**** LISTED RECORDS ****
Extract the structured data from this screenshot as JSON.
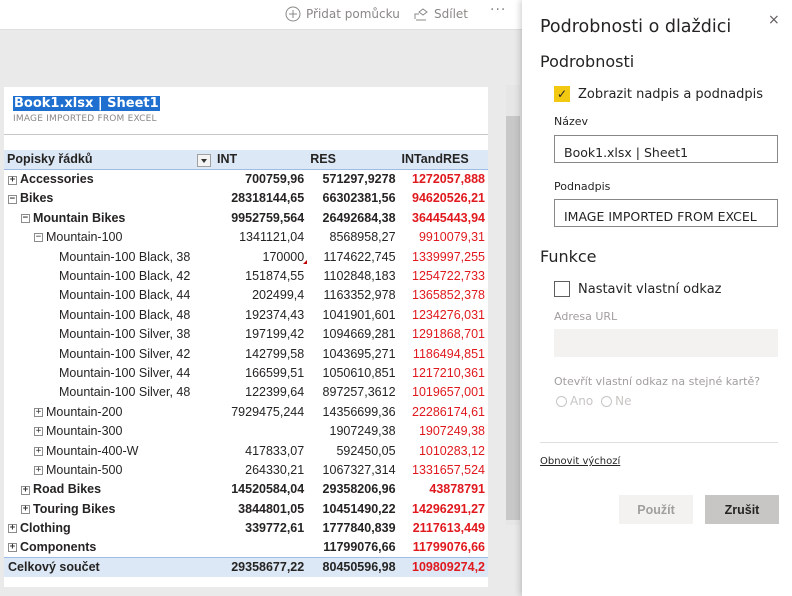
{
  "toolbar": {
    "add_widget": "Přidat pomůcku",
    "share": "Sdílet",
    "more": "···"
  },
  "tile": {
    "title": "Book1.xlsx | Sheet1",
    "subtitle": "IMAGE IMPORTED FROM EXCEL"
  },
  "pivot": {
    "headers": [
      "Popisky řádků",
      "INT",
      "RES",
      "INTandRES"
    ],
    "rows": [
      {
        "label": "Accessories",
        "int": "700759,96",
        "res": "571297,9278",
        "intres": "1272057,888"
      },
      {
        "label": "Bikes",
        "int": "28318144,65",
        "res": "66302381,56",
        "intres": "94620526,21"
      },
      {
        "label": "Mountain Bikes",
        "int": "9952759,564",
        "res": "26492684,38",
        "intres": "36445443,94"
      },
      {
        "label": "Mountain-100",
        "int": "1341121,04",
        "res": "8568958,27",
        "intres": "9910079,31"
      },
      {
        "label": "Mountain-100 Black, 38",
        "int": "170000",
        "res": "1174622,745",
        "intres": "1339997,255"
      },
      {
        "label": "Mountain-100 Black, 42",
        "int": "151874,55",
        "res": "1102848,183",
        "intres": "1254722,733"
      },
      {
        "label": "Mountain-100 Black, 44",
        "int": "202499,4",
        "res": "1163352,978",
        "intres": "1365852,378"
      },
      {
        "label": "Mountain-100 Black, 48",
        "int": "192374,43",
        "res": "1041901,601",
        "intres": "1234276,031"
      },
      {
        "label": "Mountain-100 Silver, 38",
        "int": "197199,42",
        "res": "1094669,281",
        "intres": "1291868,701"
      },
      {
        "label": "Mountain-100 Silver, 42",
        "int": "142799,58",
        "res": "1043695,271",
        "intres": "1186494,851"
      },
      {
        "label": "Mountain-100 Silver, 44",
        "int": "166599,51",
        "res": "1050610,851",
        "intres": "1217210,361"
      },
      {
        "label": "Mountain-100 Silver, 48",
        "int": "122399,64",
        "res": "897257,3612",
        "intres": "1019657,001"
      },
      {
        "label": "Mountain-200",
        "int": "7929475,244",
        "res": "14356699,36",
        "intres": "22286174,61"
      },
      {
        "label": "Mountain-300",
        "int": "",
        "res": "1907249,38",
        "intres": "1907249,38"
      },
      {
        "label": "Mountain-400-W",
        "int": "417833,07",
        "res": "592450,05",
        "intres": "1010283,12"
      },
      {
        "label": "Mountain-500",
        "int": "264330,21",
        "res": "1067327,314",
        "intres": "1331657,524"
      },
      {
        "label": "Road Bikes",
        "int": "14520584,04",
        "res": "29358206,96",
        "intres": "43878791"
      },
      {
        "label": "Touring Bikes",
        "int": "3844801,05",
        "res": "10451490,22",
        "intres": "14296291,27"
      },
      {
        "label": "Clothing",
        "int": "339772,61",
        "res": "1777840,839",
        "intres": "2117613,449"
      },
      {
        "label": "Components",
        "int": "",
        "res": "11799076,66",
        "intres": "11799076,66"
      }
    ],
    "total": {
      "label": "Celkový součet",
      "int": "29358677,22",
      "res": "80450596,98",
      "intres": "109809274,2"
    }
  },
  "pane": {
    "title": "Podrobnosti o dlaždici",
    "close": "×",
    "details_heading": "Podrobnosti",
    "show_title_label": "Zobrazit nadpis a podnadpis",
    "show_title_checked": true,
    "name_label": "Název",
    "name_value": "Book1.xlsx | Sheet1",
    "subtitle_label": "Podnadpis",
    "subtitle_value": "IMAGE IMPORTED FROM EXCEL",
    "functions_heading": "Funkce",
    "custom_link_label": "Nastavit vlastní odkaz",
    "custom_link_checked": false,
    "url_label": "Adresa URL",
    "url_value": "",
    "same_tab_question": "Otevřít vlastní odkaz na stejné kartě?",
    "yes": "Ano",
    "no": "Ne",
    "reset_link": "Obnovit výchozí",
    "apply": "Použít",
    "cancel": "Zrušit"
  },
  "colors": {
    "accent_yellow": "#f2c811",
    "negative_red": "#e0191e",
    "header_blue": "#dde8f6",
    "selection_blue": "#1e6fd0"
  }
}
****
* **WHAT TO WORK ON**: Leave out the pictures and repeat everything else in the records exactly.

* **OUTPUT FOR THIS TASK**:
Extract the structured data from this screenshot as JSON.
{
  "toolbar": {
    "add_widget": "Přidat pomůcku",
    "share": "Sdílet",
    "more": "···"
  },
  "tile": {
    "title": "Book1.xlsx | Sheet1",
    "subtitle": "IMAGE IMPORTED FROM EXCEL"
  },
  "pivot": {
    "headers": [
      "Popisky řádků",
      "INT",
      "RES",
      "INTandRES"
    ],
    "rows": [
      {
        "label": "Accessories",
        "int": "700759,96",
        "res": "571297,9278",
        "intres": "1272057,888"
      },
      {
        "label": "Bikes",
        "int": "28318144,65",
        "res": "66302381,56",
        "intres": "94620526,21"
      },
      {
        "label": "Mountain Bikes",
        "int": "9952759,564",
        "res": "26492684,38",
        "intres": "36445443,94"
      },
      {
        "label": "Mountain-100",
        "int": "1341121,04",
        "res": "8568958,27",
        "intres": "9910079,31"
      },
      {
        "label": "Mountain-100 Black, 38",
        "int": "170000",
        "res": "1174622,745",
        "intres": "1339997,255"
      },
      {
        "label": "Mountain-100 Black, 42",
        "int": "151874,55",
        "res": "1102848,183",
        "intres": "1254722,733"
      },
      {
        "label": "Mountain-100 Black, 44",
        "int": "202499,4",
        "res": "1163352,978",
        "intres": "1365852,378"
      },
      {
        "label": "Mountain-100 Black, 48",
        "int": "192374,43",
        "res": "1041901,601",
        "intres": "1234276,031"
      },
      {
        "label": "Mountain-100 Silver, 38",
        "int": "197199,42",
        "res": "1094669,281",
        "intres": "1291868,701"
      },
      {
        "label": "Mountain-100 Silver, 42",
        "int": "142799,58",
        "res": "1043695,271",
        "intres": "1186494,851"
      },
      {
        "label": "Mountain-100 Silver, 44",
        "int": "166599,51",
        "res": "1050610,851",
        "intres": "1217210,361"
      },
      {
        "label": "Mountain-100 Silver, 48",
        "int": "122399,64",
        "res": "897257,3612",
        "intres": "1019657,001"
      },
      {
        "label": "Mountain-200",
        "int": "7929475,244",
        "res": "14356699,36",
        "intres": "22286174,61"
      },
      {
        "label": "Mountain-300",
        "int": "",
        "res": "1907249,38",
        "intres": "1907249,38"
      },
      {
        "label": "Mountain-400-W",
        "int": "417833,07",
        "res": "592450,05",
        "intres": "1010283,12"
      },
      {
        "label": "Mountain-500",
        "int": "264330,21",
        "res": "1067327,314",
        "intres": "1331657,524"
      },
      {
        "label": "Road Bikes",
        "int": "14520584,04",
        "res": "29358206,96",
        "intres": "43878791"
      },
      {
        "label": "Touring Bikes",
        "int": "3844801,05",
        "res": "10451490,22",
        "intres": "14296291,27"
      },
      {
        "label": "Clothing",
        "int": "339772,61",
        "res": "1777840,839",
        "intres": "2117613,449"
      },
      {
        "label": "Components",
        "int": "",
        "res": "11799076,66",
        "intres": "11799076,66"
      }
    ],
    "total": {
      "label": "Celkový součet",
      "int": "29358677,22",
      "res": "80450596,98",
      "intres": "109809274,2"
    }
  },
  "pane": {
    "title": "Podrobnosti o dlaždici",
    "close": "×",
    "details_heading": "Podrobnosti",
    "show_title_label": "Zobrazit nadpis a podnadpis",
    "show_title_checked": true,
    "name_label": "Název",
    "name_value": "Book1.xlsx | Sheet1",
    "subtitle_label": "Podnadpis",
    "subtitle_value": "IMAGE IMPORTED FROM EXCEL",
    "functions_heading": "Funkce",
    "custom_link_label": "Nastavit vlastní odkaz",
    "custom_link_checked": false,
    "url_label": "Adresa URL",
    "url_value": "",
    "same_tab_question": "Otevřít vlastní odkaz na stejné kartě?",
    "yes": "Ano",
    "no": "Ne",
    "reset_link": "Obnovit výchozí",
    "apply": "Použít",
    "cancel": "Zrušit"
  },
  "colors": {
    "accent_yellow": "#f2c811",
    "negative_red": "#e0191e",
    "header_blue": "#dde8f6",
    "selection_blue": "#1e6fd0"
  }
}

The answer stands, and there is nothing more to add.